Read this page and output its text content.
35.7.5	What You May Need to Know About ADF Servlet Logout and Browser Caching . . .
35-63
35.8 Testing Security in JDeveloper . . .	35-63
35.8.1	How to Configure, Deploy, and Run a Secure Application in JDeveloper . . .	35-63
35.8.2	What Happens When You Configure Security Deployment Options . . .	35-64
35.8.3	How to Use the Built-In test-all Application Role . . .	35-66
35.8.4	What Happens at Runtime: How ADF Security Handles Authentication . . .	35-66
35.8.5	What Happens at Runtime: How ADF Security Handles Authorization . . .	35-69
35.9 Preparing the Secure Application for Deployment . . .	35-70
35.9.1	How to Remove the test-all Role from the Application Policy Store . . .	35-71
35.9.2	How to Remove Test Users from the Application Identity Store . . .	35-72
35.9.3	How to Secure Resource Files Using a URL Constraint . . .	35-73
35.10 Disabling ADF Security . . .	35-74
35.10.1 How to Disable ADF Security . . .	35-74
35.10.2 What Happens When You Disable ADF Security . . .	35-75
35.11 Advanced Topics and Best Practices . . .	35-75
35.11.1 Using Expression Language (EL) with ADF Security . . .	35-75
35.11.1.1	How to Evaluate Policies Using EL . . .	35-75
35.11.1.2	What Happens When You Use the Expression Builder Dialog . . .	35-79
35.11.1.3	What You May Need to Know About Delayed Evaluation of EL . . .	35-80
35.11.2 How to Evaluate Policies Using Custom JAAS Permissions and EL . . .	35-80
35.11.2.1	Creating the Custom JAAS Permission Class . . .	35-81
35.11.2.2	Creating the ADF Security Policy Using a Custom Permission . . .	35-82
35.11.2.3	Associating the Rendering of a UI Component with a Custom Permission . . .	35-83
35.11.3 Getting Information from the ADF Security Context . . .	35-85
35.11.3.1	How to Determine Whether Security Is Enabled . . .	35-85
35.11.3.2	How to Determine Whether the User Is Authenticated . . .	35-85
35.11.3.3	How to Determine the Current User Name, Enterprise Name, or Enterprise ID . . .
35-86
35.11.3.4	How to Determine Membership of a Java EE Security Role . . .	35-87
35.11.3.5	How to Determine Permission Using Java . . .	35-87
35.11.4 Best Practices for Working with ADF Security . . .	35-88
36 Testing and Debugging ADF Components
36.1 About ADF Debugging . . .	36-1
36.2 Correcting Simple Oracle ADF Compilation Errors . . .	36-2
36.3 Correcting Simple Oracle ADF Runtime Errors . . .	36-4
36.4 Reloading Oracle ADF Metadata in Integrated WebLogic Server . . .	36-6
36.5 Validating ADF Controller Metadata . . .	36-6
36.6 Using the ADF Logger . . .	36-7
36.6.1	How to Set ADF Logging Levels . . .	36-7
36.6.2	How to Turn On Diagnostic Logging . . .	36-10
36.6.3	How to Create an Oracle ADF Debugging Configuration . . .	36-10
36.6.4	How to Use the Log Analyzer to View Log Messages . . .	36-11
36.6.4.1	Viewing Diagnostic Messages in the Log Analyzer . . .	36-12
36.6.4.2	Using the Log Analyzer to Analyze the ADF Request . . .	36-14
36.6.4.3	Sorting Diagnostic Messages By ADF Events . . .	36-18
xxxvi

◇ ◇ ◇ ◇ ◇ ◇ ◇

## Requirement
Among the lines of the material, find those that hold the word "Correcting" and copy them.

## Answer in full
36.2 Correcting Simple Oracle ADF Compilation Errors . . .	36-2
36.3 Correcting Simple Oracle ADF Runtime Errors . . .	36-4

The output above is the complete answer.